Direction: Your task is to print every entry below exactly as given.

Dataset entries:
..............................
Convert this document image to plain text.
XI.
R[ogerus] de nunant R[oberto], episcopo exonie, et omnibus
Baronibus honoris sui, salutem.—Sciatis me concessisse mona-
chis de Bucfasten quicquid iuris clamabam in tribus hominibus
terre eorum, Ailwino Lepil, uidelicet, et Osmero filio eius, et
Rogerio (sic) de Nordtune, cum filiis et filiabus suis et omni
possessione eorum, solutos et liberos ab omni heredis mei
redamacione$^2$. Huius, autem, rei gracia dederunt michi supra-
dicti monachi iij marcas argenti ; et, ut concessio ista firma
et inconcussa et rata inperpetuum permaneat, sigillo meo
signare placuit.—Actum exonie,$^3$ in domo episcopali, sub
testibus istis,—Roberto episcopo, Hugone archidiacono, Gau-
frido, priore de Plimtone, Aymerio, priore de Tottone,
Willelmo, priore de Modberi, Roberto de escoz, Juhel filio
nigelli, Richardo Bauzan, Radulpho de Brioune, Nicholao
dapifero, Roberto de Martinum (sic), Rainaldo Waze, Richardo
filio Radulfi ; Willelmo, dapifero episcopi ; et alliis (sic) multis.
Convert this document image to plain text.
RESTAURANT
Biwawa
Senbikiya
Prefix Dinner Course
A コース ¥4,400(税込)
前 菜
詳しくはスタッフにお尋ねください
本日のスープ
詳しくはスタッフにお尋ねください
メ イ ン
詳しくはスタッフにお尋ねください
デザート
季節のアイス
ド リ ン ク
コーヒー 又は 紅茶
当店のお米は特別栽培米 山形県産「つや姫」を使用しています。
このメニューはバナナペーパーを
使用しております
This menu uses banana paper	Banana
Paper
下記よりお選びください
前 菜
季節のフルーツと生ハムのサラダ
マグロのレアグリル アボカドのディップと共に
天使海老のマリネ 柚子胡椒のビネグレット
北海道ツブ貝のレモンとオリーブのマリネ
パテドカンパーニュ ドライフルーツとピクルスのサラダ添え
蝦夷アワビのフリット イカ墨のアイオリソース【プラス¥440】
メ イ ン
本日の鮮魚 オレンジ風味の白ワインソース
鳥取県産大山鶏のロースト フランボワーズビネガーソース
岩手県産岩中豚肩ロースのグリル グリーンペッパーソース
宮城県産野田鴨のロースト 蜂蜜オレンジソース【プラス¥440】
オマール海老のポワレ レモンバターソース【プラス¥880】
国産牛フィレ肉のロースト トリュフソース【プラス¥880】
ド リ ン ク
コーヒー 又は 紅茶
..............................
Reply to the exercise:
Convert this document image to plain text.
XI.
R[ogerus] de nunant R[oberto], episcopo exonie, et omnibus
Baronibus honoris sui, salutem.—Sciatis me concessisse mona-
chis de Bucfasten quicquid iuris clamabam in tribus hominibus
terre eorum, Ailwino Lepil, uidelicet, et Osmero filio eius, et
Rogerio (sic) de Nordtune, cum filiis et filiabus suis et omni
possessione eorum, solutos et liberos ab omni heredis mei
redamacione$^2$. Huius, autem, rei gracia dederunt michi supra-
dicti monachi iij marcas argenti ; et, ut concessio ista firma
et inconcussa et rata inperpetuum permaneat, sigillo meo
signare placuit.—Actum exonie,$^3$ in domo episcopali, sub
testibus istis,—Roberto episcopo, Hugone archidiacono, Gau-
frido, priore de Plimtone, Aymerio, priore de Tottone,
Willelmo, priore de Modberi, Roberto de escoz, Juhel filio
nigelli, Richardo Bauzan, Radulpho de Brioune, Nicholao
dapifero, Roberto de Martinum (sic), Rainaldo Waze, Richardo
filio Radulfi ; Willelmo, dapifero episcopi ; et alliis (sic) multis.
Convert this document image to plain text.
RESTAURANT
Biwawa
Senbikiya
Prefix Dinner Course
A コース ¥4,400(税込)
前 菜
詳しくはスタッフにお尋ねください
本日のスープ
詳しくはスタッフにお尋ねください
メ イ ン
詳しくはスタッフにお尋ねください
デザート
季節のアイス
ド リ ン ク
コーヒー 又は 紅茶
当店のお米は特別栽培米 山形県産「つや姫」を使用しています。
このメニューはバナナペーパーを
使用しております
This menu uses banana paper	Banana
Paper
下記よりお選びください
前 菜
季節のフルーツと生ハムのサラダ
マグロのレアグリル アボカドのディップと共に
天使海老のマリネ 柚子胡椒のビネグレット
北海道ツブ貝のレモンとオリーブのマリネ
パテドカンパーニュ ドライフルーツとピクルスのサラダ添え
蝦夷アワビのフリット イカ墨のアイオリソース【プラス¥440】
メ イ ン
本日の鮮魚 オレンジ風味の白ワインソース
鳥取県産大山鶏のロースト フランボワーズビネガーソース
岩手県産岩中豚肩ロースのグリル グリーンペッパーソース
宮城県産野田鴨のロースト 蜂蜜オレンジソース【プラス¥440】
オマール海老のポワレ レモンバターソース【プラス¥880】
国産牛フィレ肉のロースト トリュフソース【プラス¥880】
ド リ ン ク
コーヒー 又は 紅茶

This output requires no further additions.